- **Short exercise**: Select and reproduce each line of the listing below that bears the string "前年同月比".

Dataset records
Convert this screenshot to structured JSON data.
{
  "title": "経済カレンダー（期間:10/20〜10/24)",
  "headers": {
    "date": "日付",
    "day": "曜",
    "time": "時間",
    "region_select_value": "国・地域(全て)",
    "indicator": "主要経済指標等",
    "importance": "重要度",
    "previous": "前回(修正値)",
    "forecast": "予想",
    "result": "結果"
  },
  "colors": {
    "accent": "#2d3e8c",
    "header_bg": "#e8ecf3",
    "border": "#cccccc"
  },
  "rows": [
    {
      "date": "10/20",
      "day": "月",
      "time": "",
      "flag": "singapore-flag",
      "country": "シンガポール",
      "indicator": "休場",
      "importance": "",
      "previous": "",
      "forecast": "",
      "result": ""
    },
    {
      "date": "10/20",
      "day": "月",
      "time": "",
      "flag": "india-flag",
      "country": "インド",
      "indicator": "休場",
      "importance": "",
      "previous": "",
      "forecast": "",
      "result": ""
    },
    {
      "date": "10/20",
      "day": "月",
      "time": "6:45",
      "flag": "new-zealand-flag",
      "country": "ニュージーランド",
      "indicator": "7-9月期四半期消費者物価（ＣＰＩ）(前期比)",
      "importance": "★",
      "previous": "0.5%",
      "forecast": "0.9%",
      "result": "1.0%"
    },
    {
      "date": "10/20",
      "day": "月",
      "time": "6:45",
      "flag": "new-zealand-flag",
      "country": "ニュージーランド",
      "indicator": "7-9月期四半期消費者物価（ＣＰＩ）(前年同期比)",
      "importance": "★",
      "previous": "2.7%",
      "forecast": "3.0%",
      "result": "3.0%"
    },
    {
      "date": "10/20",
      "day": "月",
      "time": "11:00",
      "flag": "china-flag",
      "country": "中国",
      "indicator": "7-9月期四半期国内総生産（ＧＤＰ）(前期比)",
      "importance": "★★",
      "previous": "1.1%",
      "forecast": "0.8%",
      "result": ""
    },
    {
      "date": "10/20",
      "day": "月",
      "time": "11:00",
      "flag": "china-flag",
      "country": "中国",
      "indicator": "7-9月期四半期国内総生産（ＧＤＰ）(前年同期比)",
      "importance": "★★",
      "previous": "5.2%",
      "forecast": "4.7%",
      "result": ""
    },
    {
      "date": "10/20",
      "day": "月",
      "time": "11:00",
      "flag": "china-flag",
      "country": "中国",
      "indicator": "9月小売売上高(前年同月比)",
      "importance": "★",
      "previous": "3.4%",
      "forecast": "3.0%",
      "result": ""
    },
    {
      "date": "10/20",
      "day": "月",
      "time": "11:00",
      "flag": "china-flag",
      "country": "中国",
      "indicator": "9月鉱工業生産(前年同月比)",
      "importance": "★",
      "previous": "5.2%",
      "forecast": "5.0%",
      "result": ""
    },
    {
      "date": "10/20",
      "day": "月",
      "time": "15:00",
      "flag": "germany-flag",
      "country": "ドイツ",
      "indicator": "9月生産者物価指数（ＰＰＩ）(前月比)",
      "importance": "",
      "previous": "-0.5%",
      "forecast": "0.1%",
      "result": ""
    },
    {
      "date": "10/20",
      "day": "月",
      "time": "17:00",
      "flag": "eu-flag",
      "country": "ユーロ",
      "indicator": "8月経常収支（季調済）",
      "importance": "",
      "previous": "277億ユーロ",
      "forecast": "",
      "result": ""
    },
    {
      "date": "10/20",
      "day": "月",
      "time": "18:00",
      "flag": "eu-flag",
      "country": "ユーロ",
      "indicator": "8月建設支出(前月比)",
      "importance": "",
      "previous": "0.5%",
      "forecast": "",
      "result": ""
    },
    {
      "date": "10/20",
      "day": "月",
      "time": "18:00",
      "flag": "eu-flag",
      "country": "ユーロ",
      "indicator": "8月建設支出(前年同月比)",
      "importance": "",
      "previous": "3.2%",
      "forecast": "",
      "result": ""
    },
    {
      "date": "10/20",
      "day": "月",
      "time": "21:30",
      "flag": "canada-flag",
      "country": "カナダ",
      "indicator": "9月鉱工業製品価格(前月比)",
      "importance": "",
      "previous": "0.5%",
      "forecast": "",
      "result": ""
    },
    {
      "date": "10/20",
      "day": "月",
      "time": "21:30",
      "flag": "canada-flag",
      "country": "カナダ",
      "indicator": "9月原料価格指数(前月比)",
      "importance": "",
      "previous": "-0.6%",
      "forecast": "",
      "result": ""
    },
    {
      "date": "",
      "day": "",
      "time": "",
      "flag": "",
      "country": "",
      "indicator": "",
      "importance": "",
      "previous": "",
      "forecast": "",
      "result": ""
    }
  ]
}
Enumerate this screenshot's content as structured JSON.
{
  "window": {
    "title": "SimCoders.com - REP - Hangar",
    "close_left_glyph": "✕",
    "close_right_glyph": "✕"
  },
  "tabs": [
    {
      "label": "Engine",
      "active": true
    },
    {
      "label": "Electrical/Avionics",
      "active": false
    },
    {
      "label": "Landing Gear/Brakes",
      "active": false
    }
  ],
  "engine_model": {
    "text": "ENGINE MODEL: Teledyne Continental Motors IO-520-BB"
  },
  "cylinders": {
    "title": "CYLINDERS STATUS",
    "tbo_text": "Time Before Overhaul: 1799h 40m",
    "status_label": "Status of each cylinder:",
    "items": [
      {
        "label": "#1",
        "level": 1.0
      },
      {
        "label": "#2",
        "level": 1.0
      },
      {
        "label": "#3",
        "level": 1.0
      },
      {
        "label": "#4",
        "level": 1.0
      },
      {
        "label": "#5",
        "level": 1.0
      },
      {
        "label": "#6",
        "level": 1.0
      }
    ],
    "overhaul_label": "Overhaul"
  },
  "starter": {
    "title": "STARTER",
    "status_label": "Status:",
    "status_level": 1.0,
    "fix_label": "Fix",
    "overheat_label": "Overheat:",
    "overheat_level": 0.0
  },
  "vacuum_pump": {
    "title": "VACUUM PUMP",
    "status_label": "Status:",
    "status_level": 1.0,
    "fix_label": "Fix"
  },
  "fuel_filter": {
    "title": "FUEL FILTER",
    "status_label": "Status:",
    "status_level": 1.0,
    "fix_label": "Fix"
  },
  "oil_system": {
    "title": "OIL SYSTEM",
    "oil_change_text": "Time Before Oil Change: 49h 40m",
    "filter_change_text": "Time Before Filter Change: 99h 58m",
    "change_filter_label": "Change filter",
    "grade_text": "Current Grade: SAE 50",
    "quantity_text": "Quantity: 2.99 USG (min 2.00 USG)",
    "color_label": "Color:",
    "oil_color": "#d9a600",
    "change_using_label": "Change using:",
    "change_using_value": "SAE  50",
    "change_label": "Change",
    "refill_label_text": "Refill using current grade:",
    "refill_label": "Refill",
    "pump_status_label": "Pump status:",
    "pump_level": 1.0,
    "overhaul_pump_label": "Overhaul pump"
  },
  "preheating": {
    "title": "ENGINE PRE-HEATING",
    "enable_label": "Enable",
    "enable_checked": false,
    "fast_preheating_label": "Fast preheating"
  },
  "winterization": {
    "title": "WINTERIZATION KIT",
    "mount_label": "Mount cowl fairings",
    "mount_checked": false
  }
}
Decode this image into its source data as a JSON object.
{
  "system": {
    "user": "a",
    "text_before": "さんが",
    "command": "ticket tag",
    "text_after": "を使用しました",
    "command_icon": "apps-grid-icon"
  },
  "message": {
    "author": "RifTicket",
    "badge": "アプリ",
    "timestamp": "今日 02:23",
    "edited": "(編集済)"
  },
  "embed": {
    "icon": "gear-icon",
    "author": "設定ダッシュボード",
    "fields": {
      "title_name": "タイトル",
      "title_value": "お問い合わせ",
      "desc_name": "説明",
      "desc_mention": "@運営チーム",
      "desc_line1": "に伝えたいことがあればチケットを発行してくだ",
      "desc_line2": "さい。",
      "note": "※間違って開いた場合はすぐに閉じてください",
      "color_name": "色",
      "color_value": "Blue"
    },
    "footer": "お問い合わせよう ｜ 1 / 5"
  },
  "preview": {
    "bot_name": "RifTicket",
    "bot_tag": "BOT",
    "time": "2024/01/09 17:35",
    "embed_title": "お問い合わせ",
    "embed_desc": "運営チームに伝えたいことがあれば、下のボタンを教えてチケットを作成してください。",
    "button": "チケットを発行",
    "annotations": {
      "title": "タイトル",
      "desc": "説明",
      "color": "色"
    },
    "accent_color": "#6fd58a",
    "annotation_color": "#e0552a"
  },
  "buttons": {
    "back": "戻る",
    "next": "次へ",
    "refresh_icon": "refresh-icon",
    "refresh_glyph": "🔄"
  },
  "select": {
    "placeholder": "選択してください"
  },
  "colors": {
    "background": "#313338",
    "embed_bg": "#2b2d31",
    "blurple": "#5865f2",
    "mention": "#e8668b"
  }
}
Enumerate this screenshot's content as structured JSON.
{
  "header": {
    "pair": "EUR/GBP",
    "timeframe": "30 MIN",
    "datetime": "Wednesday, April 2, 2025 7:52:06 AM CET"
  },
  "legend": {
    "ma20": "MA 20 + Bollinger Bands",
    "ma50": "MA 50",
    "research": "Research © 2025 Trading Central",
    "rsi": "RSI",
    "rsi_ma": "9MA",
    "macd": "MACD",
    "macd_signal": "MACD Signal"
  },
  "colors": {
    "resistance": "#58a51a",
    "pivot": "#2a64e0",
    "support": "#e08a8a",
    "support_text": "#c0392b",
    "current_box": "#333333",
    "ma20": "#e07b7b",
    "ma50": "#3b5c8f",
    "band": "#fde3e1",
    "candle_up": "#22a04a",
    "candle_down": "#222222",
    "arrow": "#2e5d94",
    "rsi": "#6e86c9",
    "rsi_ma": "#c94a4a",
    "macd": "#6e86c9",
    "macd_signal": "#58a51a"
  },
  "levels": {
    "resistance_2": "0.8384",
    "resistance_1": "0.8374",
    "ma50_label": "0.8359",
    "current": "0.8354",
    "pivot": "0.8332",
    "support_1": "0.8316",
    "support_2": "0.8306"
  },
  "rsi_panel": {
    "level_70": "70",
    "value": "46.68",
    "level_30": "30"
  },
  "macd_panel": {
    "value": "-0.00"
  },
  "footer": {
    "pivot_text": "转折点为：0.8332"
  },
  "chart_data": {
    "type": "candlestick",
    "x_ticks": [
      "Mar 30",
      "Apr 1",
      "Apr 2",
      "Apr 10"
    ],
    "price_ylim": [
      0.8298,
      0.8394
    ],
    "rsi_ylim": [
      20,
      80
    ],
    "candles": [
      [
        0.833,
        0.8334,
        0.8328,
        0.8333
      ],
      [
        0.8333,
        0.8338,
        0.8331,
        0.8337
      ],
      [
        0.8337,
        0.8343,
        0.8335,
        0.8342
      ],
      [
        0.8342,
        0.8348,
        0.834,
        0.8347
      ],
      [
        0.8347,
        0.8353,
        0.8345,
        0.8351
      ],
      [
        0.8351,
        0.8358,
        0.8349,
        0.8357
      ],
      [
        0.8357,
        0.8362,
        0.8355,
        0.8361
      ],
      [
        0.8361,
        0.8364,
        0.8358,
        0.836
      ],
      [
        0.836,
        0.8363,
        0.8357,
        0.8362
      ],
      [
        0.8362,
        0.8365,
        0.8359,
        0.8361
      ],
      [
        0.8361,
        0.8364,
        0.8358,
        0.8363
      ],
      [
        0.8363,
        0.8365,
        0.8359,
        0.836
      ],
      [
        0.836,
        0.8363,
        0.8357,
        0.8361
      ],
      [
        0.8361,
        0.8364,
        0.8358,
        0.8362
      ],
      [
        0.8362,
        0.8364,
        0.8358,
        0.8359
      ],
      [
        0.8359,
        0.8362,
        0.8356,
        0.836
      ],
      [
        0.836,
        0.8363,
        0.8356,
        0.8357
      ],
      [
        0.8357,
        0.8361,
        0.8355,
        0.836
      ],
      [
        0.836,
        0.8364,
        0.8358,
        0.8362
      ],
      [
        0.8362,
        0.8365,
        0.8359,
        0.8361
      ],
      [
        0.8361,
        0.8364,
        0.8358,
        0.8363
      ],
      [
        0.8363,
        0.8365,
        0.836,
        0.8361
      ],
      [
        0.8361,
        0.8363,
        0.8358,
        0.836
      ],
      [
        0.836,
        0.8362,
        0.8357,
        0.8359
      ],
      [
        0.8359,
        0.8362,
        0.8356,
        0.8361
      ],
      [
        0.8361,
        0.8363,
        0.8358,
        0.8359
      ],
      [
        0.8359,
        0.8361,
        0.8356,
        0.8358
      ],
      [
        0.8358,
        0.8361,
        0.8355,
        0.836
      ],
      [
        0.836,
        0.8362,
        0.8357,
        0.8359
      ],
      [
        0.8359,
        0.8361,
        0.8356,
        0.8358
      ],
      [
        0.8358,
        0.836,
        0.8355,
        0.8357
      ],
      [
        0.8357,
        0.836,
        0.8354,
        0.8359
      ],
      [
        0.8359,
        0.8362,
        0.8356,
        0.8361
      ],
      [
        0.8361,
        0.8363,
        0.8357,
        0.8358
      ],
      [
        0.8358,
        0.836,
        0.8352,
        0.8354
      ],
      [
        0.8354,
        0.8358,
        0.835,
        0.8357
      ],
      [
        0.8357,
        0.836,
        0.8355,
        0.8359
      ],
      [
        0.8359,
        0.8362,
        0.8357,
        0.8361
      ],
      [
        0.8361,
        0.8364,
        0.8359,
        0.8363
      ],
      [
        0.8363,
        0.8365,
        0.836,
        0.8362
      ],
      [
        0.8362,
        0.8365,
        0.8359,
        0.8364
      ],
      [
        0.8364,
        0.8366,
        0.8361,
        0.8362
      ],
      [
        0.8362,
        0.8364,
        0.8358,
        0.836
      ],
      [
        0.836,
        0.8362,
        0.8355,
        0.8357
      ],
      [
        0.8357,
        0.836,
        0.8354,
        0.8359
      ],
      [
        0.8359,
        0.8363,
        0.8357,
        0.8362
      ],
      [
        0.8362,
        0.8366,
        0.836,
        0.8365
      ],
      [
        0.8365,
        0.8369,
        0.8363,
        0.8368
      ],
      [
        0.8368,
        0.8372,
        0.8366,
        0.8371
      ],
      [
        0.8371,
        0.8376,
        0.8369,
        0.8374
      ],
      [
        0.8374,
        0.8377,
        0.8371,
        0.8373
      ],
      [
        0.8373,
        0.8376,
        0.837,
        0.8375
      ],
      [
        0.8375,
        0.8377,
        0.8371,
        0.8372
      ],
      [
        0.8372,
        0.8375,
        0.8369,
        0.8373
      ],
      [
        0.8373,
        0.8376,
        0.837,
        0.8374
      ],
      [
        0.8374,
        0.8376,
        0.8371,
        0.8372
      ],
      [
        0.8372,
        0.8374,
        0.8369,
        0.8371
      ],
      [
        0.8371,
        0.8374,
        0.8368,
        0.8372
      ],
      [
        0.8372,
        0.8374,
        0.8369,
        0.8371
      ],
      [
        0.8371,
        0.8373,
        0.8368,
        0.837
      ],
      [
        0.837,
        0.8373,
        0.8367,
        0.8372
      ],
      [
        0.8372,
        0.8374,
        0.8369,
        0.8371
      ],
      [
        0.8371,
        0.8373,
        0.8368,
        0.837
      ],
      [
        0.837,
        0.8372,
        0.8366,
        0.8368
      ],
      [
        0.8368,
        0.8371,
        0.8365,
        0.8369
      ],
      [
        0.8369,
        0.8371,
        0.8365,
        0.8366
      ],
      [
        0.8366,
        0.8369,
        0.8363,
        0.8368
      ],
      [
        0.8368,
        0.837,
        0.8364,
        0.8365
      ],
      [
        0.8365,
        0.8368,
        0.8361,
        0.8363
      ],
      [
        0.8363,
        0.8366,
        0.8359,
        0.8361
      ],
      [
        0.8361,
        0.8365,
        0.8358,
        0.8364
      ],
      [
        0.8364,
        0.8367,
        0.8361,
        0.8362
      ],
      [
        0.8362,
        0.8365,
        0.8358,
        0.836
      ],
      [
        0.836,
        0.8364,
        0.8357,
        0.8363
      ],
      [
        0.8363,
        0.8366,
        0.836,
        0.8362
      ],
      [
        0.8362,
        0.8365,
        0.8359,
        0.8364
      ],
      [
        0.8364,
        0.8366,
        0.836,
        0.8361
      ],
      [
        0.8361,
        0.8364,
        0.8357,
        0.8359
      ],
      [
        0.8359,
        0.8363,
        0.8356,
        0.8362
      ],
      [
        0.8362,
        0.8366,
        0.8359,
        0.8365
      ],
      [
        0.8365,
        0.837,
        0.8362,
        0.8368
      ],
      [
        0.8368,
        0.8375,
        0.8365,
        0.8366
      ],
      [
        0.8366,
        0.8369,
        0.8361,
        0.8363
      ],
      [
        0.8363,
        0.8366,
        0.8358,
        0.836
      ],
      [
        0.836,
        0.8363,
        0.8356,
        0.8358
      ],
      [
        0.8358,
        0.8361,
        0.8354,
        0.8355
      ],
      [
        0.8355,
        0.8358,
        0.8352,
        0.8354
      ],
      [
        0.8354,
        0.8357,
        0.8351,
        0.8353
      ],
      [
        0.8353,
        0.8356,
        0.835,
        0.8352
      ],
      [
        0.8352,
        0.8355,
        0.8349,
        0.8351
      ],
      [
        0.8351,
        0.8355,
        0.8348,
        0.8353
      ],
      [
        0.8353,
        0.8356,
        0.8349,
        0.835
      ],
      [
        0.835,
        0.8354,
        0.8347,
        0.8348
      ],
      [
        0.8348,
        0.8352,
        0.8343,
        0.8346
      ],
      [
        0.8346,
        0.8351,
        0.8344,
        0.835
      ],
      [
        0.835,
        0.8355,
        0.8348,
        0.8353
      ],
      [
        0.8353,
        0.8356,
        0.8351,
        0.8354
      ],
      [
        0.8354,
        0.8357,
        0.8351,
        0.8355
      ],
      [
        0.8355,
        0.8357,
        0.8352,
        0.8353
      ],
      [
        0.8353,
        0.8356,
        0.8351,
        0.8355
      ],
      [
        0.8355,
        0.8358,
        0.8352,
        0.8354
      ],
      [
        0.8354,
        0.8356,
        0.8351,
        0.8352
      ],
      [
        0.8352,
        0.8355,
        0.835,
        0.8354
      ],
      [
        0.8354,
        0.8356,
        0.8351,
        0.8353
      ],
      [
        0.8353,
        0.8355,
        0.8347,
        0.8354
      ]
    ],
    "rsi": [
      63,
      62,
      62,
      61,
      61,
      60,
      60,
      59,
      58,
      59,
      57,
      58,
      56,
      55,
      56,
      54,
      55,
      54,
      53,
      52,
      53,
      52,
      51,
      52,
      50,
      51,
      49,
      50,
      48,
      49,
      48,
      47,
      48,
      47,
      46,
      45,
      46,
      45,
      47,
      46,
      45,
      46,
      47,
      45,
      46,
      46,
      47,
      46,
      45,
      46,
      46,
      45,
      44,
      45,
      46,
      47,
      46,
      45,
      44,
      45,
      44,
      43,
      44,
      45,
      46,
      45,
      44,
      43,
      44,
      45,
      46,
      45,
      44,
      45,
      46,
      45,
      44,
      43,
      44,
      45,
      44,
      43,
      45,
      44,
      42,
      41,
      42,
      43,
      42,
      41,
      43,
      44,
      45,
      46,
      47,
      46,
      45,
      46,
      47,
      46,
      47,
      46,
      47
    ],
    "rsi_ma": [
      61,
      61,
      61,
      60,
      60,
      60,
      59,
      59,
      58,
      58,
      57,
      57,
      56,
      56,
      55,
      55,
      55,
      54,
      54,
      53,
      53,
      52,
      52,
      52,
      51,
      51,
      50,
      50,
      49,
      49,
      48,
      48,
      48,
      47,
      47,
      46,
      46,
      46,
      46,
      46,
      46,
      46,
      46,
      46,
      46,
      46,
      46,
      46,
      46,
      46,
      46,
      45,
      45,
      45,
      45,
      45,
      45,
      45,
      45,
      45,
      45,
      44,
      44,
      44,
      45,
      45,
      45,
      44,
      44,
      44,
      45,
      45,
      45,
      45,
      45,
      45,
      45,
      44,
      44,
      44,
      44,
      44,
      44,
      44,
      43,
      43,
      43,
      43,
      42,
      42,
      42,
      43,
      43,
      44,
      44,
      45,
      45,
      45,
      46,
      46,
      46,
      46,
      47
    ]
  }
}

- **Task response**:
      "indicator": "9月小売売上高(前年同月比)",
      "indicator": "9月鉱工業生産(前年同月比)",
      "indicator": "8月建設支出(前年同月比)",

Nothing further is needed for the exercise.